◆ **AIM**
Copy every line of the listing below, character for character, with nothing changed, left out, or added.

Records from a data source

-- BEGIN --

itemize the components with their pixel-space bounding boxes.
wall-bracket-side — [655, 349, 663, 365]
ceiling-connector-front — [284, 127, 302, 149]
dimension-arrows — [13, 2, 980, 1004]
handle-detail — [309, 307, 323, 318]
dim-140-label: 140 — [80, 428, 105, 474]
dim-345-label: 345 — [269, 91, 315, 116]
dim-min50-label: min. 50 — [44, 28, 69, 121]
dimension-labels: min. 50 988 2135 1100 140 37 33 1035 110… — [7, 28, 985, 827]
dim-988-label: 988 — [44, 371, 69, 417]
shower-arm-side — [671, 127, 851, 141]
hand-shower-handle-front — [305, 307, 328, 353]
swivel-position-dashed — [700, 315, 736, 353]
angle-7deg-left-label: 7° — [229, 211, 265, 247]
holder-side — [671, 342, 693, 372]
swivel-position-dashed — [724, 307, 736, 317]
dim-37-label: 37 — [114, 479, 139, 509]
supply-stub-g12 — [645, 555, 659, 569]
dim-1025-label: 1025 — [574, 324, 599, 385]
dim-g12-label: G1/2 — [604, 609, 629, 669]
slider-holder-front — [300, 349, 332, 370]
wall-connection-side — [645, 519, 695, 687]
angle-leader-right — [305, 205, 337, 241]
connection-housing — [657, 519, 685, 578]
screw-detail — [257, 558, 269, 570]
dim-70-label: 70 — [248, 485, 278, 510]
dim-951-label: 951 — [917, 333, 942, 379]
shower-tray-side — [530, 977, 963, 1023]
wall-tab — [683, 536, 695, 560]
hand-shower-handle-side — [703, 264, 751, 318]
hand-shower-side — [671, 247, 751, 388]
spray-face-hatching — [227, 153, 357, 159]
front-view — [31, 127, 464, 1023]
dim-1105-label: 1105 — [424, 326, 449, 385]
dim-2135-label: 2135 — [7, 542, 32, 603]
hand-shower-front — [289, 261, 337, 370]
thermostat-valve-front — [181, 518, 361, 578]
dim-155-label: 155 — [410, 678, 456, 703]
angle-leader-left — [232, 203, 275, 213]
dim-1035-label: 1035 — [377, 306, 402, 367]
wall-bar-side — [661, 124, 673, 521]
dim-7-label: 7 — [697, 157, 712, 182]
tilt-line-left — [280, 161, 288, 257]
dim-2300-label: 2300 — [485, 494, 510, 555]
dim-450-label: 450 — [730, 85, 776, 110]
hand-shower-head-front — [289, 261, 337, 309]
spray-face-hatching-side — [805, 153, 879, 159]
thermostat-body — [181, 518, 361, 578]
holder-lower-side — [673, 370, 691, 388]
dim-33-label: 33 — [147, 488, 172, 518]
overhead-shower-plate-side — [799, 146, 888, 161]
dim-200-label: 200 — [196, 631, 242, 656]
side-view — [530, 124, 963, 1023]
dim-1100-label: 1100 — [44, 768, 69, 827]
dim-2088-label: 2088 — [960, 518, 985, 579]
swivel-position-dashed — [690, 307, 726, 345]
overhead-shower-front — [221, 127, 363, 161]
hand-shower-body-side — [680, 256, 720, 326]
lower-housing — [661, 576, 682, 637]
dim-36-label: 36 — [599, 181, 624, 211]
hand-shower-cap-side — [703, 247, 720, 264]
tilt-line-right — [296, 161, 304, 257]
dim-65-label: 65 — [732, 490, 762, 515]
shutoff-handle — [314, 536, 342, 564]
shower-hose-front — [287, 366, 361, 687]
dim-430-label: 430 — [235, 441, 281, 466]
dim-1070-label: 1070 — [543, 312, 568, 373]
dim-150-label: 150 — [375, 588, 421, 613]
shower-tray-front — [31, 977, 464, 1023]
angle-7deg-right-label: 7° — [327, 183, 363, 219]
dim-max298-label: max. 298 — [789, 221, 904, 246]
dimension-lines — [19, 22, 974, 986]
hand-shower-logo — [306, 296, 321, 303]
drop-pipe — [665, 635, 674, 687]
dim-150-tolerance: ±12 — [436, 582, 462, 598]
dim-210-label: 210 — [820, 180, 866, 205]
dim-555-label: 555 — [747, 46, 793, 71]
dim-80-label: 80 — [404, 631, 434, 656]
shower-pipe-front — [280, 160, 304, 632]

-- END --

◆ **OUTPUT FOR THIS EXERCISE**
itemize the components with their pixel-space bounding boxes.
wall-bracket-side — [655, 349, 663, 365]
ceiling-connector-front — [284, 127, 302, 149]
dimension-arrows — [13, 2, 980, 1004]
handle-detail — [309, 307, 323, 318]
dim-140-label: 140 — [80, 428, 105, 474]
dim-345-label: 345 — [269, 91, 315, 116]
dim-min50-label: min. 50 — [44, 28, 69, 121]
dimension-labels: min. 50 988 2135 1100 140 37 33 1035 110… — [7, 28, 985, 827]
dim-988-label: 988 — [44, 371, 69, 417]
shower-arm-side — [671, 127, 851, 141]
hand-shower-handle-front — [305, 307, 328, 353]
swivel-position-dashed — [700, 315, 736, 353]
angle-7deg-left-label: 7° — [229, 211, 265, 247]
holder-side — [671, 342, 693, 372]
swivel-position-dashed — [724, 307, 736, 317]
dim-37-label: 37 — [114, 479, 139, 509]
supply-stub-g12 — [645, 555, 659, 569]
dim-1025-label: 1025 — [574, 324, 599, 385]
dim-g12-label: G1/2 — [604, 609, 629, 669]
slider-holder-front — [300, 349, 332, 370]
wall-connection-side — [645, 519, 695, 687]
angle-leader-right — [305, 205, 337, 241]
connection-housing — [657, 519, 685, 578]
screw-detail — [257, 558, 269, 570]
dim-70-label: 70 — [248, 485, 278, 510]
dim-951-label: 951 — [917, 333, 942, 379]
shower-tray-side — [530, 977, 963, 1023]
wall-tab — [683, 536, 695, 560]
hand-shower-handle-side — [703, 264, 751, 318]
hand-shower-side — [671, 247, 751, 388]
spray-face-hatching — [227, 153, 357, 159]
front-view — [31, 127, 464, 1023]
dim-1105-label: 1105 — [424, 326, 449, 385]
dim-2135-label: 2135 — [7, 542, 32, 603]
hand-shower-front — [289, 261, 337, 370]
thermostat-valve-front — [181, 518, 361, 578]
dim-155-label: 155 — [410, 678, 456, 703]
angle-leader-left — [232, 203, 275, 213]
dim-1035-label: 1035 — [377, 306, 402, 367]
wall-bar-side — [661, 124, 673, 521]
dim-7-label: 7 — [697, 157, 712, 182]
tilt-line-left — [280, 161, 288, 257]
dim-2300-label: 2300 — [485, 494, 510, 555]
dim-450-label: 450 — [730, 85, 776, 110]
hand-shower-head-front — [289, 261, 337, 309]
spray-face-hatching-side — [805, 153, 879, 159]
thermostat-body — [181, 518, 361, 578]
holder-lower-side — [673, 370, 691, 388]
dim-33-label: 33 — [147, 488, 172, 518]
overhead-shower-plate-side — [799, 146, 888, 161]
dim-200-label: 200 — [196, 631, 242, 656]
side-view — [530, 124, 963, 1023]
dim-1100-label: 1100 — [44, 768, 69, 827]
dim-2088-label: 2088 — [960, 518, 985, 579]
swivel-position-dashed — [690, 307, 726, 345]
overhead-shower-front — [221, 127, 363, 161]
hand-shower-body-side — [680, 256, 720, 326]
lower-housing — [661, 576, 682, 637]
dim-36-label: 36 — [599, 181, 624, 211]
hand-shower-cap-side — [703, 247, 720, 264]
tilt-line-right — [296, 161, 304, 257]
dim-65-label: 65 — [732, 490, 762, 515]
shutoff-handle — [314, 536, 342, 564]
shower-hose-front — [287, 366, 361, 687]
dim-430-label: 430 — [235, 441, 281, 466]
dim-1070-label: 1070 — [543, 312, 568, 373]
dim-150-label: 150 — [375, 588, 421, 613]
shower-tray-front — [31, 977, 464, 1023]
angle-7deg-right-label: 7° — [327, 183, 363, 219]
dim-max298-label: max. 298 — [789, 221, 904, 246]
dimension-lines — [19, 22, 974, 986]
hand-shower-logo — [306, 296, 321, 303]
drop-pipe — [665, 635, 674, 687]
dim-150-tolerance: ±12 — [436, 582, 462, 598]
dim-210-label: 210 — [820, 180, 866, 205]
dim-555-label: 555 — [747, 46, 793, 71]
dim-80-label: 80 — [404, 631, 434, 656]
shower-pipe-front — [280, 160, 304, 632]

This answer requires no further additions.